Each line of the material below that holds the word "name" needs to be copied.

**Dataset**
»»

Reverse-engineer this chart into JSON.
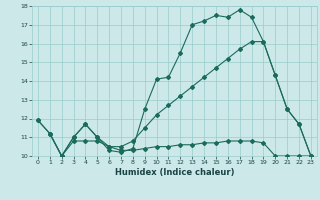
{
  "xlabel": "Humidex (Indice chaleur)",
  "background_color": "#cce8e8",
  "grid_color": "#99cccc",
  "line_color": "#1a6b5a",
  "xlim": [
    -0.5,
    23.5
  ],
  "ylim": [
    10,
    18
  ],
  "xticks": [
    0,
    1,
    2,
    3,
    4,
    5,
    6,
    7,
    8,
    9,
    10,
    11,
    12,
    13,
    14,
    15,
    16,
    17,
    18,
    19,
    20,
    21,
    22,
    23
  ],
  "yticks": [
    10,
    11,
    12,
    13,
    14,
    15,
    16,
    17,
    18
  ],
  "line1_x": [
    0,
    1,
    2,
    3,
    4,
    5,
    6,
    7,
    8,
    9,
    10,
    11,
    12,
    13,
    14,
    15,
    16,
    17,
    18,
    19,
    20,
    21,
    22,
    23
  ],
  "line1_y": [
    11.9,
    11.2,
    10.0,
    11.0,
    11.7,
    11.0,
    10.3,
    10.2,
    10.4,
    12.5,
    14.1,
    14.2,
    15.5,
    17.0,
    17.2,
    17.5,
    17.4,
    17.8,
    17.4,
    16.1,
    14.3,
    12.5,
    11.7,
    10.0
  ],
  "line2_x": [
    0,
    1,
    2,
    3,
    4,
    5,
    6,
    7,
    8,
    9,
    10,
    11,
    12,
    13,
    14,
    15,
    16,
    17,
    18,
    19,
    20,
    21,
    22,
    23
  ],
  "line2_y": [
    11.9,
    11.2,
    10.0,
    10.8,
    10.8,
    10.8,
    10.5,
    10.3,
    10.3,
    10.4,
    10.5,
    10.5,
    10.6,
    10.6,
    10.7,
    10.7,
    10.8,
    10.8,
    10.8,
    10.7,
    10.0,
    10.0,
    10.0,
    10.0
  ],
  "line3_x": [
    1,
    2,
    3,
    4,
    5,
    6,
    7,
    8,
    9,
    10,
    11,
    12,
    13,
    14,
    15,
    16,
    17,
    18,
    19,
    20,
    21,
    22,
    23
  ],
  "line3_y": [
    11.2,
    10.0,
    11.0,
    11.7,
    11.0,
    10.5,
    10.5,
    10.8,
    11.5,
    12.2,
    12.7,
    13.2,
    13.7,
    14.2,
    14.7,
    15.2,
    15.7,
    16.1,
    16.1,
    14.3,
    12.5,
    11.7,
    10.0
  ]
}
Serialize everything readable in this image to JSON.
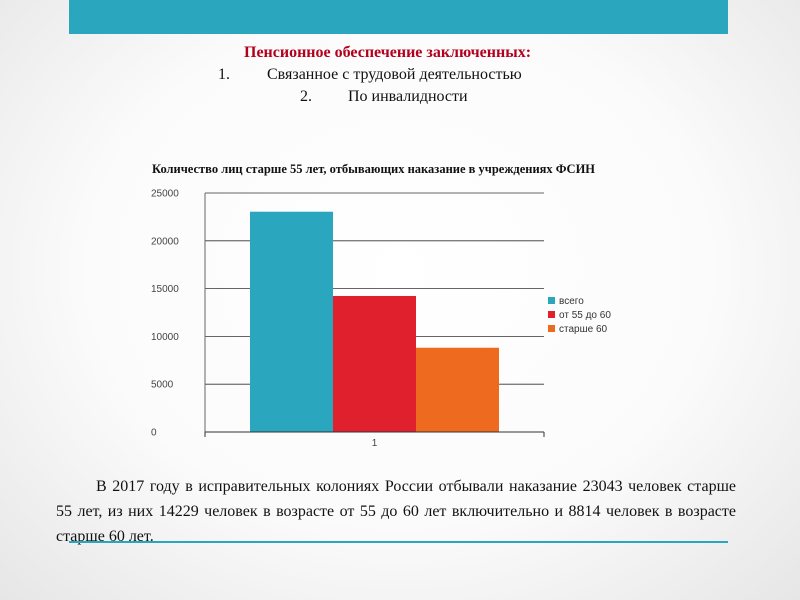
{
  "heading": {
    "title": "Пенсионное обеспечение заключенных:",
    "items": [
      {
        "num": "1.",
        "text": "Связанное с трудовой деятельностью"
      },
      {
        "num": "2.",
        "text": "По инвалидности"
      }
    ]
  },
  "colors": {
    "accent": "#2ba6bf",
    "title_red": "#b3001e"
  },
  "chart_data": {
    "type": "bar",
    "title": "Количество лиц старше 55 лет, отбывающих наказание в учреждениях ФСИН",
    "categories": [
      "1"
    ],
    "series": [
      {
        "name": "всего",
        "values": [
          23043
        ],
        "color": "#2ba6bf"
      },
      {
        "name": "от 55 до 60",
        "values": [
          14229
        ],
        "color": "#e0202c"
      },
      {
        "name": "старше 60",
        "values": [
          8814
        ],
        "color": "#ee6a1f"
      }
    ],
    "y_ticks": [
      "0",
      "5000",
      "10000",
      "15000",
      "20000",
      "25000"
    ],
    "ylim": [
      0,
      25000
    ],
    "grid": true,
    "legend": "right"
  },
  "body_text": "В 2017 году в исправительных колониях России отбывали наказание 23043 человек старше 55 лет, из них 14229 человек в возрасте от 55 до 60 лет включительно и 8814 человек в возрасте старше 60 лет."
}
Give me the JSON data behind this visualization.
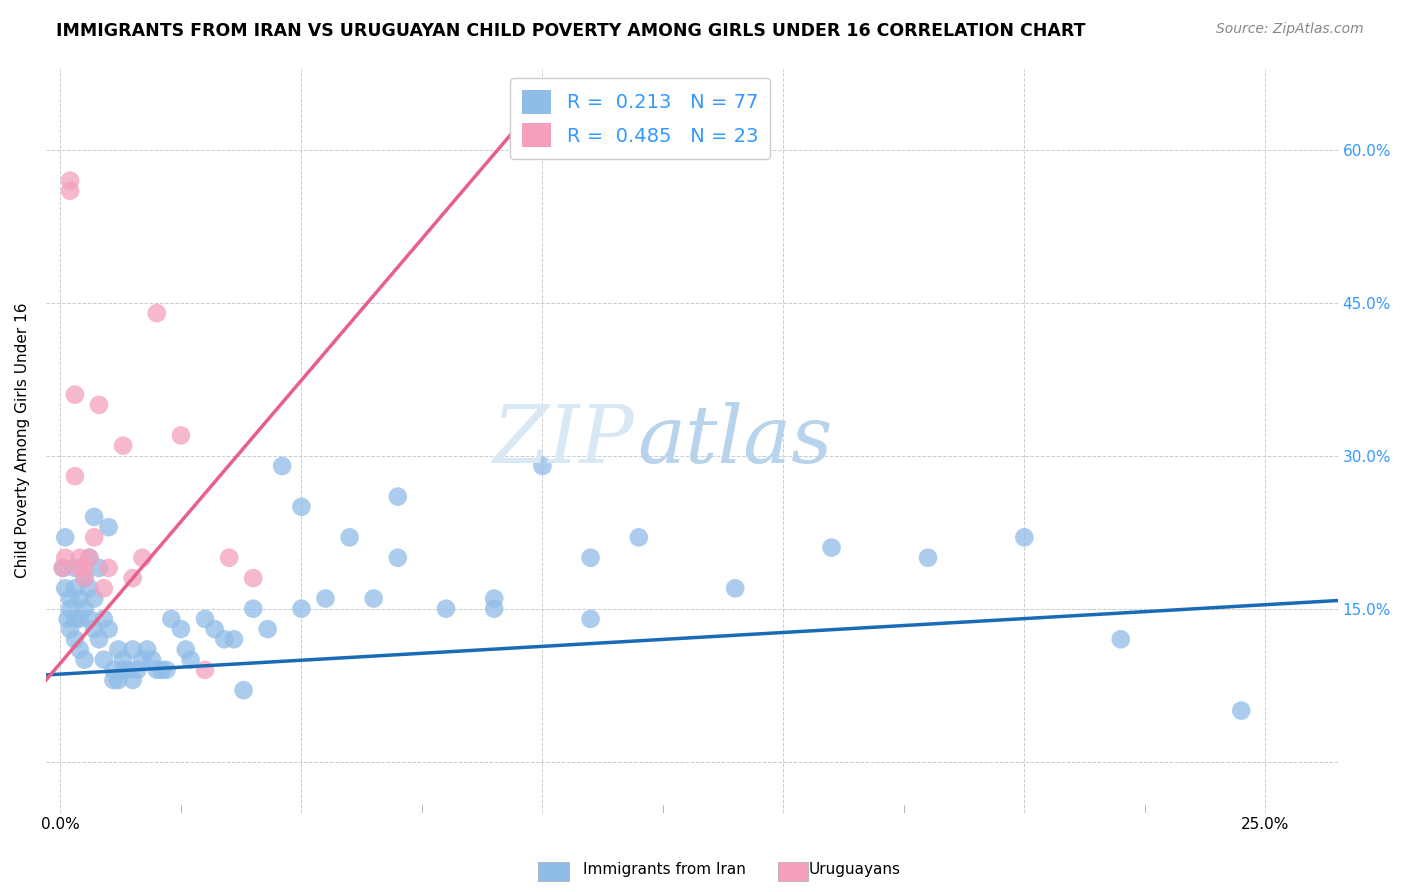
{
  "title": "IMMIGRANTS FROM IRAN VS URUGUAYAN CHILD POVERTY AMONG GIRLS UNDER 16 CORRELATION CHART",
  "source": "Source: ZipAtlas.com",
  "ylabel": "Child Poverty Among Girls Under 16",
  "x_ticks": [
    0.0,
    0.05,
    0.1,
    0.15,
    0.2,
    0.25
  ],
  "y_ticks": [
    0.0,
    0.15,
    0.3,
    0.45,
    0.6
  ],
  "xlim": [
    -0.003,
    0.265
  ],
  "ylim": [
    -0.05,
    0.68
  ],
  "blue_scatter_x": [
    0.0005,
    0.001,
    0.001,
    0.0015,
    0.002,
    0.002,
    0.002,
    0.003,
    0.003,
    0.003,
    0.003,
    0.004,
    0.004,
    0.004,
    0.005,
    0.005,
    0.005,
    0.006,
    0.006,
    0.006,
    0.007,
    0.007,
    0.007,
    0.008,
    0.008,
    0.009,
    0.009,
    0.01,
    0.01,
    0.011,
    0.011,
    0.012,
    0.012,
    0.013,
    0.013,
    0.014,
    0.015,
    0.015,
    0.016,
    0.017,
    0.018,
    0.019,
    0.02,
    0.021,
    0.022,
    0.023,
    0.025,
    0.026,
    0.027,
    0.03,
    0.032,
    0.034,
    0.036,
    0.038,
    0.04,
    0.043,
    0.046,
    0.05,
    0.055,
    0.06,
    0.065,
    0.07,
    0.08,
    0.09,
    0.1,
    0.11,
    0.12,
    0.14,
    0.16,
    0.18,
    0.2,
    0.22,
    0.245,
    0.05,
    0.07,
    0.09,
    0.11
  ],
  "blue_scatter_y": [
    0.19,
    0.22,
    0.17,
    0.14,
    0.16,
    0.15,
    0.13,
    0.19,
    0.17,
    0.14,
    0.12,
    0.16,
    0.14,
    0.11,
    0.18,
    0.15,
    0.1,
    0.2,
    0.17,
    0.14,
    0.24,
    0.16,
    0.13,
    0.19,
    0.12,
    0.14,
    0.1,
    0.23,
    0.13,
    0.09,
    0.08,
    0.11,
    0.08,
    0.1,
    0.09,
    0.09,
    0.11,
    0.08,
    0.09,
    0.1,
    0.11,
    0.1,
    0.09,
    0.09,
    0.09,
    0.14,
    0.13,
    0.11,
    0.1,
    0.14,
    0.13,
    0.12,
    0.12,
    0.07,
    0.15,
    0.13,
    0.29,
    0.15,
    0.16,
    0.22,
    0.16,
    0.2,
    0.15,
    0.15,
    0.29,
    0.2,
    0.22,
    0.17,
    0.21,
    0.2,
    0.22,
    0.12,
    0.05,
    0.25,
    0.26,
    0.16,
    0.14
  ],
  "pink_scatter_x": [
    0.0005,
    0.001,
    0.002,
    0.002,
    0.003,
    0.003,
    0.004,
    0.004,
    0.005,
    0.005,
    0.006,
    0.007,
    0.008,
    0.009,
    0.01,
    0.013,
    0.015,
    0.017,
    0.02,
    0.025,
    0.03,
    0.035,
    0.04
  ],
  "pink_scatter_y": [
    0.19,
    0.2,
    0.57,
    0.56,
    0.36,
    0.28,
    0.2,
    0.19,
    0.19,
    0.18,
    0.2,
    0.22,
    0.35,
    0.17,
    0.19,
    0.31,
    0.18,
    0.2,
    0.44,
    0.32,
    0.09,
    0.2,
    0.18
  ],
  "blue_line_x": [
    -0.003,
    0.265
  ],
  "blue_line_y": [
    0.085,
    0.158
  ],
  "pink_line_x": [
    -0.003,
    0.097
  ],
  "pink_line_y": [
    0.08,
    0.635
  ],
  "blue_color": "#90bce8",
  "pink_color": "#f4a0bc",
  "blue_line_color": "#1a6bb5",
  "pink_line_color": "#e8608a",
  "watermark_zip": "ZIP",
  "watermark_atlas": "atlas",
  "background_color": "#ffffff",
  "grid_color": "#cccccc",
  "title_fontsize": 12.5,
  "axis_label_fontsize": 11,
  "tick_label_color_right": "#3399ff",
  "legend_text_color": "#3399ff",
  "legend_label_blue": "R =  0.213   N = 77",
  "legend_label_pink": "R =  0.485   N = 23",
  "bottom_legend_blue": "Immigrants from Iran",
  "bottom_legend_pink": "Uruguayans"
}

««

**Answer to the problem**
        "name": "всего",
        "name": "от 55 до 60",
        "name": "старше 60",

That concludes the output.